### Records from a collection of figures
=-=-=-=-=
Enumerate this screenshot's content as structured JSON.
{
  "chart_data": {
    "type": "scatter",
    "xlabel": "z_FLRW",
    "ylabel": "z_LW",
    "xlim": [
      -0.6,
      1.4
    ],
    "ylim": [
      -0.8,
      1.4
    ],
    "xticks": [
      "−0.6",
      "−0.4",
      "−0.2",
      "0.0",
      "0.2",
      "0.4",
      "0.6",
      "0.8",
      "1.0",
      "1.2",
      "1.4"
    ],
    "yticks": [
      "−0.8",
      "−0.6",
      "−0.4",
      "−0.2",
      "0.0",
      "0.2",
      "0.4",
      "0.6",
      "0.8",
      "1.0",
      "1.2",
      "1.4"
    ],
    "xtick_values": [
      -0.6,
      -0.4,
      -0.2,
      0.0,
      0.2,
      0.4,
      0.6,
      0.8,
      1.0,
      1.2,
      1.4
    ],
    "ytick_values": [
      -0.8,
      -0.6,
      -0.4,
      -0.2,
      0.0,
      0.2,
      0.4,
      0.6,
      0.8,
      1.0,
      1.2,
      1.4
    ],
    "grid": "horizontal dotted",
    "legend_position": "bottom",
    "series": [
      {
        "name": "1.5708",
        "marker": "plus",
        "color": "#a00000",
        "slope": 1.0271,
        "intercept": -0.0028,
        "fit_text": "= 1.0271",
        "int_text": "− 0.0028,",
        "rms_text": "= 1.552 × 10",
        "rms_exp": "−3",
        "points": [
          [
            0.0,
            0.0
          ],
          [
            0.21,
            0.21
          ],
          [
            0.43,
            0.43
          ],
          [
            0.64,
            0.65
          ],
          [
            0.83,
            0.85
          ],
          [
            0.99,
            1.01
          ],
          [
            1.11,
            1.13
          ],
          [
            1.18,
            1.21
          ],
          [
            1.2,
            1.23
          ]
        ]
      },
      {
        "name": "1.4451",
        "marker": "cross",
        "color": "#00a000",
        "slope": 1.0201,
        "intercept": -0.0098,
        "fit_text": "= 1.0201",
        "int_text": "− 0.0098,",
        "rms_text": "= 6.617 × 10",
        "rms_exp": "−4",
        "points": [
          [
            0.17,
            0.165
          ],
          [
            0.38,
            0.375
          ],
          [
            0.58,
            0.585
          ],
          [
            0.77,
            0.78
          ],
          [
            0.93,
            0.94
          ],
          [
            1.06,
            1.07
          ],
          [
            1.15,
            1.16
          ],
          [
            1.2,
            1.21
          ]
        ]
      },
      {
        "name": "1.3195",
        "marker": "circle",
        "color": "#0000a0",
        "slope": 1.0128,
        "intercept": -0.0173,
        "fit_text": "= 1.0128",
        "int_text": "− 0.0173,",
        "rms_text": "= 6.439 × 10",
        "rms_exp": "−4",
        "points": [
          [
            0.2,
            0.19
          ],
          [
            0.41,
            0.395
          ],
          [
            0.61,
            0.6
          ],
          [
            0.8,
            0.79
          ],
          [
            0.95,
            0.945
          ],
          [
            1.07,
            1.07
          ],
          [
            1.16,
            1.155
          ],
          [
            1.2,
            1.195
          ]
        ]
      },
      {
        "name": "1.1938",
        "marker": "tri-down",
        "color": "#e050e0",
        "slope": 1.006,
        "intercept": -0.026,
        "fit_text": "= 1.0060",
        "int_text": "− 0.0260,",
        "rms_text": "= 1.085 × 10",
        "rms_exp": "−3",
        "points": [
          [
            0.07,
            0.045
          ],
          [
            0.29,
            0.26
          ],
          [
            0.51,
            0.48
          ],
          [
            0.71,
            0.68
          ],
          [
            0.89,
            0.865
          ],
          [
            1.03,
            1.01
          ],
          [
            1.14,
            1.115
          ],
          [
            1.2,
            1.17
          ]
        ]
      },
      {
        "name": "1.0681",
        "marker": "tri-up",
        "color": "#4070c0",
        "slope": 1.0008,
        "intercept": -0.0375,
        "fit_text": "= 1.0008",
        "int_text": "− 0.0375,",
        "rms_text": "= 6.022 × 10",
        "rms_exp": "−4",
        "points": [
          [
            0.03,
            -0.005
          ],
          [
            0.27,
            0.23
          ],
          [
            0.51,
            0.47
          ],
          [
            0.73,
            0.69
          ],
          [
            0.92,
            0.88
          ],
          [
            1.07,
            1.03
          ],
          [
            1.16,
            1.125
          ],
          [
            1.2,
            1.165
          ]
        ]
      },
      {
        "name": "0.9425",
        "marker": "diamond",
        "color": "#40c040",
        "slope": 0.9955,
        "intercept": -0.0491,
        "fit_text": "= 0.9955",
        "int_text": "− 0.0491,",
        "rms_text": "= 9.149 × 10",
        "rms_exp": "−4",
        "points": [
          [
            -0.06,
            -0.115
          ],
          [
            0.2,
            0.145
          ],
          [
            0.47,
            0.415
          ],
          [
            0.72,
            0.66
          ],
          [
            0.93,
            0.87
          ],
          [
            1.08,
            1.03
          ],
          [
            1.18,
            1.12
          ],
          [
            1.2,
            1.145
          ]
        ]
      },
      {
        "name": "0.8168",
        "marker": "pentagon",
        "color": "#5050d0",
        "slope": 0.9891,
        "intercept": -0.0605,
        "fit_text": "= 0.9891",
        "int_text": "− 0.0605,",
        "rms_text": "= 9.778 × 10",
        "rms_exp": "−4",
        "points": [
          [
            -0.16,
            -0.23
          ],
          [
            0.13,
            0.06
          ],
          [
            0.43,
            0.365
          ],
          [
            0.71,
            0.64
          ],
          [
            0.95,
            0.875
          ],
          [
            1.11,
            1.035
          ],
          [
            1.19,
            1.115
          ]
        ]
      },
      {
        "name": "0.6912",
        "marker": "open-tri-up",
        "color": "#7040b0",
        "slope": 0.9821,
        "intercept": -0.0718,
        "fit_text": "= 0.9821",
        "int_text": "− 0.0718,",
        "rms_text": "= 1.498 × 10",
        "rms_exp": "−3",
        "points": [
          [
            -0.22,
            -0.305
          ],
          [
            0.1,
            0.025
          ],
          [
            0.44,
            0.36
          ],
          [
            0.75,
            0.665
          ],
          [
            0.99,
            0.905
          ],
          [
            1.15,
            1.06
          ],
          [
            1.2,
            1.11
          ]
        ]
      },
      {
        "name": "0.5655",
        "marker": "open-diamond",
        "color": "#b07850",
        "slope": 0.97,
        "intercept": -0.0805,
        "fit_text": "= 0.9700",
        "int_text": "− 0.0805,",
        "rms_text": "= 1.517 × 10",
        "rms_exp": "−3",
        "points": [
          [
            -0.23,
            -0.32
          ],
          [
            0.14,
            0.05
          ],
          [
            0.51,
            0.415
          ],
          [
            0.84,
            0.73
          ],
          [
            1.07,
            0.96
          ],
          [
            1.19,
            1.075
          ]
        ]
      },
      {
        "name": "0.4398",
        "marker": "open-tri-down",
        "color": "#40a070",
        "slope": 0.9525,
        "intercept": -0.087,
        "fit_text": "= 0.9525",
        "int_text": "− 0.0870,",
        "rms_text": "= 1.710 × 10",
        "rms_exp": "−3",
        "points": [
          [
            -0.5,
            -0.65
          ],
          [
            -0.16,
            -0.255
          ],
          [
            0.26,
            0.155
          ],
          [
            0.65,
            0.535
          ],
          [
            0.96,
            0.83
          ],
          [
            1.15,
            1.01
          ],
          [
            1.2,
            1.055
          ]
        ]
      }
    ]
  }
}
=-=-=-=-=
### PROBLEM DESCRIPTION
Return the full listing, character for character.

### PROBLEM SOLUTION
Enumerate this screenshot's content as structured JSON.
{
  "chart_data": {
    "type": "scatter",
    "xlabel": "z_FLRW",
    "ylabel": "z_LW",
    "xlim": [
      -0.6,
      1.4
    ],
    "ylim": [
      -0.8,
      1.4
    ],
    "xticks": [
      "−0.6",
      "−0.4",
      "−0.2",
      "0.0",
      "0.2",
      "0.4",
      "0.6",
      "0.8",
      "1.0",
      "1.2",
      "1.4"
    ],
    "yticks": [
      "−0.8",
      "−0.6",
      "−0.4",
      "−0.2",
      "0.0",
      "0.2",
      "0.4",
      "0.6",
      "0.8",
      "1.0",
      "1.2",
      "1.4"
    ],
    "xtick_values": [
      -0.6,
      -0.4,
      -0.2,
      0.0,
      0.2,
      0.4,
      0.6,
      0.8,
      1.0,
      1.2,
      1.4
    ],
    "ytick_values": [
      -0.8,
      -0.6,
      -0.4,
      -0.2,
      0.0,
      0.2,
      0.4,
      0.6,
      0.8,
      1.0,
      1.2,
      1.4
    ],
    "grid": "horizontal dotted",
    "legend_position": "bottom",
    "series": [
      {
        "name": "1.5708",
        "marker": "plus",
        "color": "#a00000",
        "slope": 1.0271,
        "intercept": -0.0028,
        "fit_text": "= 1.0271",
        "int_text": "− 0.0028,",
        "rms_text": "= 1.552 × 10",
        "rms_exp": "−3",
        "points": [
          [
            0.0,
            0.0
          ],
          [
            0.21,
            0.21
          ],
          [
            0.43,
            0.43
          ],
          [
            0.64,
            0.65
          ],
          [
            0.83,
            0.85
          ],
          [
            0.99,
            1.01
          ],
          [
            1.11,
            1.13
          ],
          [
            1.18,
            1.21
          ],
          [
            1.2,
            1.23
          ]
        ]
      },
      {
        "name": "1.4451",
        "marker": "cross",
        "color": "#00a000",
        "slope": 1.0201,
        "intercept": -0.0098,
        "fit_text": "= 1.0201",
        "int_text": "− 0.0098,",
        "rms_text": "= 6.617 × 10",
        "rms_exp": "−4",
        "points": [
          [
            0.17,
            0.165
          ],
          [
            0.38,
            0.375
          ],
          [
            0.58,
            0.585
          ],
          [
            0.77,
            0.78
          ],
          [
            0.93,
            0.94
          ],
          [
            1.06,
            1.07
          ],
          [
            1.15,
            1.16
          ],
          [
            1.2,
            1.21
          ]
        ]
      },
      {
        "name": "1.3195",
        "marker": "circle",
        "color": "#0000a0",
        "slope": 1.0128,
        "intercept": -0.0173,
        "fit_text": "= 1.0128",
        "int_text": "− 0.0173,",
        "rms_text": "= 6.439 × 10",
        "rms_exp": "−4",
        "points": [
          [
            0.2,
            0.19
          ],
          [
            0.41,
            0.395
          ],
          [
            0.61,
            0.6
          ],
          [
            0.8,
            0.79
          ],
          [
            0.95,
            0.945
          ],
          [
            1.07,
            1.07
          ],
          [
            1.16,
            1.155
          ],
          [
            1.2,
            1.195
          ]
        ]
      },
      {
        "name": "1.1938",
        "marker": "tri-down",
        "color": "#e050e0",
        "slope": 1.006,
        "intercept": -0.026,
        "fit_text": "= 1.0060",
        "int_text": "− 0.0260,",
        "rms_text": "= 1.085 × 10",
        "rms_exp": "−3",
        "points": [
          [
            0.07,
            0.045
          ],
          [
            0.29,
            0.26
          ],
          [
            0.51,
            0.48
          ],
          [
            0.71,
            0.68
          ],
          [
            0.89,
            0.865
          ],
          [
            1.03,
            1.01
          ],
          [
            1.14,
            1.115
          ],
          [
            1.2,
            1.17
          ]
        ]
      },
      {
        "name": "1.0681",
        "marker": "tri-up",
        "color": "#4070c0",
        "slope": 1.0008,
        "intercept": -0.0375,
        "fit_text": "= 1.0008",
        "int_text": "− 0.0375,",
        "rms_text": "= 6.022 × 10",
        "rms_exp": "−4",
        "points": [
          [
            0.03,
            -0.005
          ],
          [
            0.27,
            0.23
          ],
          [
            0.51,
            0.47
          ],
          [
            0.73,
            0.69
          ],
          [
            0.92,
            0.88
          ],
          [
            1.07,
            1.03
          ],
          [
            1.16,
            1.125
          ],
          [
            1.2,
            1.165
          ]
        ]
      },
      {
        "name": "0.9425",
        "marker": "diamond",
        "color": "#40c040",
        "slope": 0.9955,
        "intercept": -0.0491,
        "fit_text": "= 0.9955",
        "int_text": "− 0.0491,",
        "rms_text": "= 9.149 × 10",
        "rms_exp": "−4",
        "points": [
          [
            -0.06,
            -0.115
          ],
          [
            0.2,
            0.145
          ],
          [
            0.47,
            0.415
          ],
          [
            0.72,
            0.66
          ],
          [
            0.93,
            0.87
          ],
          [
            1.08,
            1.03
          ],
          [
            1.18,
            1.12
          ],
          [
            1.2,
            1.145
          ]
        ]
      },
      {
        "name": "0.8168",
        "marker": "pentagon",
        "color": "#5050d0",
        "slope": 0.9891,
        "intercept": -0.0605,
        "fit_text": "= 0.9891",
        "int_text": "− 0.0605,",
        "rms_text": "= 9.778 × 10",
        "rms_exp": "−4",
        "points": [
          [
            -0.16,
            -0.23
          ],
          [
            0.13,
            0.06
          ],
          [
            0.43,
            0.365
          ],
          [
            0.71,
            0.64
          ],
          [
            0.95,
            0.875
          ],
          [
            1.11,
            1.035
          ],
          [
            1.19,
            1.115
          ]
        ]
      },
      {
        "name": "0.6912",
        "marker": "open-tri-up",
        "color": "#7040b0",
        "slope": 0.9821,
        "intercept": -0.0718,
        "fit_text": "= 0.9821",
        "int_text": "− 0.0718,",
        "rms_text": "= 1.498 × 10",
        "rms_exp": "−3",
        "points": [
          [
            -0.22,
            -0.305
          ],
          [
            0.1,
            0.025
          ],
          [
            0.44,
            0.36
          ],
          [
            0.75,
            0.665
          ],
          [
            0.99,
            0.905
          ],
          [
            1.15,
            1.06
          ],
          [
            1.2,
            1.11
          ]
        ]
      },
      {
        "name": "0.5655",
        "marker": "open-diamond",
        "color": "#b07850",
        "slope": 0.97,
        "intercept": -0.0805,
        "fit_text": "= 0.9700",
        "int_text": "− 0.0805,",
        "rms_text": "= 1.517 × 10",
        "rms_exp": "−3",
        "points": [
          [
            -0.23,
            -0.32
          ],
          [
            0.14,
            0.05
          ],
          [
            0.51,
            0.415
          ],
          [
            0.84,
            0.73
          ],
          [
            1.07,
            0.96
          ],
          [
            1.19,
            1.075
          ]
        ]
      },
      {
        "name": "0.4398",
        "marker": "open-tri-down",
        "color": "#40a070",
        "slope": 0.9525,
        "intercept": -0.087,
        "fit_text": "= 0.9525",
        "int_text": "− 0.0870,",
        "rms_text": "= 1.710 × 10",
        "rms_exp": "−3",
        "points": [
          [
            -0.5,
            -0.65
          ],
          [
            -0.16,
            -0.255
          ],
          [
            0.26,
            0.155
          ],
          [
            0.65,
            0.535
          ],
          [
            0.96,
            0.83
          ],
          [
            1.15,
            1.01
          ],
          [
            1.2,
            1.055
          ]
        ]
      }
    ]
  }
}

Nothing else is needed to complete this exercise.